### Aim
In the data below, start at the line containing "day-info: Sunrise: 5:23" and end after the line containing "day-info: Sunrise: 5:31". Output those lines as a Markdown table with the columns Row and Text, one numbered row per line, skipping any blank lines.
+++
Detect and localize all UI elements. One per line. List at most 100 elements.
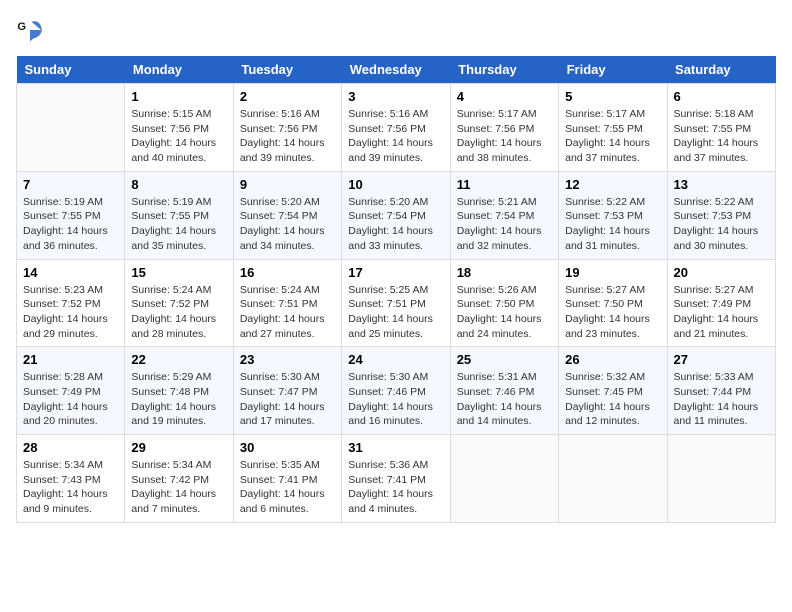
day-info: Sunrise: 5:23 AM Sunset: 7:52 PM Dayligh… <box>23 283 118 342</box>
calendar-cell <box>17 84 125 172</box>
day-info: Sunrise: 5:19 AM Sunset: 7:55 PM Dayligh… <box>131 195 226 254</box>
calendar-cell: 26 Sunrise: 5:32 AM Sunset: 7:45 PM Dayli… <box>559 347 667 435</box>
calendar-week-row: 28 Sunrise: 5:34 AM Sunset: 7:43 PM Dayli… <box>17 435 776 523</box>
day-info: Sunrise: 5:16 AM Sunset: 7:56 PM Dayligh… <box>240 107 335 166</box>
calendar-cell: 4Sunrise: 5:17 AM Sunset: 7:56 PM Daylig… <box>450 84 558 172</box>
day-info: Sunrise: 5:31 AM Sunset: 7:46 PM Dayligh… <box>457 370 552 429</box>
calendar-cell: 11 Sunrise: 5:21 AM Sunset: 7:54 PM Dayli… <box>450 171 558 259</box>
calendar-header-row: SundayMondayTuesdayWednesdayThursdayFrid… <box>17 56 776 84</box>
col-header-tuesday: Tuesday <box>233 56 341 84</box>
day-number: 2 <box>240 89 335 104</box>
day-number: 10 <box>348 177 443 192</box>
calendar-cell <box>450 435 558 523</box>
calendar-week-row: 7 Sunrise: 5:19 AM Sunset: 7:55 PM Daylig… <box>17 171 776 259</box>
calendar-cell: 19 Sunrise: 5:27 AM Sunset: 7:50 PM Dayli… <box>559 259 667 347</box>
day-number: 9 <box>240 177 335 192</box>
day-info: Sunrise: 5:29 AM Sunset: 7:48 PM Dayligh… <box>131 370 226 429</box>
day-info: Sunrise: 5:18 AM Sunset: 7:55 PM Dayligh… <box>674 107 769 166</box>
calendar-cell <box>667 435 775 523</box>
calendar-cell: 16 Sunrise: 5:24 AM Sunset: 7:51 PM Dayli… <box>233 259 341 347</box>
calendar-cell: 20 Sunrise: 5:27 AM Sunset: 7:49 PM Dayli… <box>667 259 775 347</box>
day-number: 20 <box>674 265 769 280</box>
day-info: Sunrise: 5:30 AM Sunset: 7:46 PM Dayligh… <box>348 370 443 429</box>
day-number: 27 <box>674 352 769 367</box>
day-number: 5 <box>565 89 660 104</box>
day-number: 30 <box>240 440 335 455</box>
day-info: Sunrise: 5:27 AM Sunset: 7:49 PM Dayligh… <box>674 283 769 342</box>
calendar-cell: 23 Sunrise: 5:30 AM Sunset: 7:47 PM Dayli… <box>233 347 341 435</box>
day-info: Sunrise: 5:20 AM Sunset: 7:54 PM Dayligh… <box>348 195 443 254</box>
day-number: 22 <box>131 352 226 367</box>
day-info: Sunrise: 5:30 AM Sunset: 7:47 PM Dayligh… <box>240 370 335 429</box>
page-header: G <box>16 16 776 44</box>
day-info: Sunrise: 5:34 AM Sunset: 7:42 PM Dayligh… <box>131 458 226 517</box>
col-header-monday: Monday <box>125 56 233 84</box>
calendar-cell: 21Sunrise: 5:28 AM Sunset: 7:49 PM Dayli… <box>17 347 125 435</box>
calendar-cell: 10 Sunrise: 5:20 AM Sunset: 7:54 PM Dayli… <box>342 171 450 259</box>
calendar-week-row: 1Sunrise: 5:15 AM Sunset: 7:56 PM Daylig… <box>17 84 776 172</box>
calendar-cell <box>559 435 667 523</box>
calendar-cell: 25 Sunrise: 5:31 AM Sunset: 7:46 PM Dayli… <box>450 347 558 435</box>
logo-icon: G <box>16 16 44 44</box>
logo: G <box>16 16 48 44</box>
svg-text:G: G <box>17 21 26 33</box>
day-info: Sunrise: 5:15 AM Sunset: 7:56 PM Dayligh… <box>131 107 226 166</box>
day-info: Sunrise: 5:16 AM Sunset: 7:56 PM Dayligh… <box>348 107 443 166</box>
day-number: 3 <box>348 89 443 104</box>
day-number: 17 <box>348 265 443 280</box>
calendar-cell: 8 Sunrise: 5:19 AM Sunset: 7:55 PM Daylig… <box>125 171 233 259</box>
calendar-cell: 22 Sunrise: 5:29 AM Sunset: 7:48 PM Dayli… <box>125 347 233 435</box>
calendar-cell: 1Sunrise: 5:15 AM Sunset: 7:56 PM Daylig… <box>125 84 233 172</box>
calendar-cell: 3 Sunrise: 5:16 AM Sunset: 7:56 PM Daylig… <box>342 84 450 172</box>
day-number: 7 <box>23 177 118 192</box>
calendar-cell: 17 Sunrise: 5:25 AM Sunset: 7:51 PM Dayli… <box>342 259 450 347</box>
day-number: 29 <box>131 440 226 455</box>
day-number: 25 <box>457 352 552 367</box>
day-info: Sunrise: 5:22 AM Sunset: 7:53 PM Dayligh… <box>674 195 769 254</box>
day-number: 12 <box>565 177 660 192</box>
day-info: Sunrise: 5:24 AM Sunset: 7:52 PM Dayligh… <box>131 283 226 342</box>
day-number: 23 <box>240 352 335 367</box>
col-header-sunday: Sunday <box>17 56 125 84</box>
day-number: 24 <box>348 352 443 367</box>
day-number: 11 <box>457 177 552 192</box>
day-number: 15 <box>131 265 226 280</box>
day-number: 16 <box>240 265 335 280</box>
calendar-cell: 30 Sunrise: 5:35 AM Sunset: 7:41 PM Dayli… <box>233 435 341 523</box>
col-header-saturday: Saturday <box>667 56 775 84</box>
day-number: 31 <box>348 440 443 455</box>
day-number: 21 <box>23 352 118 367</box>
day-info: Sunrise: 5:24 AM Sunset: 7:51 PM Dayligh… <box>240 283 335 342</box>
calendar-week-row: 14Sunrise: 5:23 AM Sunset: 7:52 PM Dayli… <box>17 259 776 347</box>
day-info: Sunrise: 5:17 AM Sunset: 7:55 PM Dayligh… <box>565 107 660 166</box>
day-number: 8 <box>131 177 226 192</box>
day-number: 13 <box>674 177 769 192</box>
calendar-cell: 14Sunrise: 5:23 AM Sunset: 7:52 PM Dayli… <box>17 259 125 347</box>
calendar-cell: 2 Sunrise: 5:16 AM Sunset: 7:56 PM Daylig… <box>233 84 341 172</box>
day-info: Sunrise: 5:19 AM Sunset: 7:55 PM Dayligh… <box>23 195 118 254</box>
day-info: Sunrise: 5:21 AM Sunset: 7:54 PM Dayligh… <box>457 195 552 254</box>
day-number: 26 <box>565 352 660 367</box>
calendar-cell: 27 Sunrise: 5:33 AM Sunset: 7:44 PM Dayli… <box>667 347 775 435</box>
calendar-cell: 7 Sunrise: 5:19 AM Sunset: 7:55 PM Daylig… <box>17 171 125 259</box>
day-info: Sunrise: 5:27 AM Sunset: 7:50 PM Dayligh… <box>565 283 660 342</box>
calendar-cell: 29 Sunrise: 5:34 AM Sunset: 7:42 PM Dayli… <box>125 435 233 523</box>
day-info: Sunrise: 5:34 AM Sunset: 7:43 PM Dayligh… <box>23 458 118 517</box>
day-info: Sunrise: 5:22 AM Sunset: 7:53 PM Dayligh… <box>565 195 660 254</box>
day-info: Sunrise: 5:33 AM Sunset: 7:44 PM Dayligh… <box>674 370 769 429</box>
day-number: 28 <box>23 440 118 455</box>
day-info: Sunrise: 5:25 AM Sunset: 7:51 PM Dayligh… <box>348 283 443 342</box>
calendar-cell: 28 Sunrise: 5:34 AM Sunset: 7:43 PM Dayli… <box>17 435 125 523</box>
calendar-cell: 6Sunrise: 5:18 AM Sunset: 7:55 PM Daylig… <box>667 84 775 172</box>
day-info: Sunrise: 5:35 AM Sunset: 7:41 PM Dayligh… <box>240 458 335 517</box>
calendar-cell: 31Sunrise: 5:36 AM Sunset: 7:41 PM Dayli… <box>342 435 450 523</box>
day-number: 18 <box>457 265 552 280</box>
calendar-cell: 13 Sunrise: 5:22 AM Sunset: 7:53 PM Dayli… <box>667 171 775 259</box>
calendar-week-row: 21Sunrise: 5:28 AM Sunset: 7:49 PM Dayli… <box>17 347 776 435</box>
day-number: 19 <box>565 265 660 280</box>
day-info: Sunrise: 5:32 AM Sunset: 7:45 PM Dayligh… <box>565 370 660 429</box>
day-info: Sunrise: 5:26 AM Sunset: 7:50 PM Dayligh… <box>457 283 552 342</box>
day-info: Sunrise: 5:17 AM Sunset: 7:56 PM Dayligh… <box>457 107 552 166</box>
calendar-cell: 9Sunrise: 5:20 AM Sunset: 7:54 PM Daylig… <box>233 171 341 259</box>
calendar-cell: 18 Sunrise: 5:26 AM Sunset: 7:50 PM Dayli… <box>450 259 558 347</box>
+++
### Task response
| Row | Text |
|---|---|
| 1 | day-info: Sunrise: 5:23 AM Sunset: 7:52 PM Dayligh… <box>23 283 118 342</box> |
| 2 | calendar-cell <box>17 84 125 172</box> |
| 3 | day-info: Sunrise: 5:19 AM Sunset: 7:55 PM Dayligh… <box>131 195 226 254</box> |
| 4 | calendar-cell: 26 Sunrise: 5:32 AM Sunset: 7:45 PM Dayli… <box>559 347 667 435</box> |
| 5 | calendar-week-row: 28 Sunrise: 5:34 AM Sunset: 7:43 PM Dayli… <box>17 435 776 523</box> |
| 6 | day-info: Sunrise: 5:16 AM Sunset: 7:56 PM Dayligh… <box>240 107 335 166</box> |
| 7 | calendar-cell: 4Sunrise: 5:17 AM Sunset: 7:56 PM Daylig… <box>450 84 558 172</box> |
| 8 | day-info: Sunrise: 5:31 AM Sunset: 7:46 PM Dayligh… <box>457 370 552 429</box> |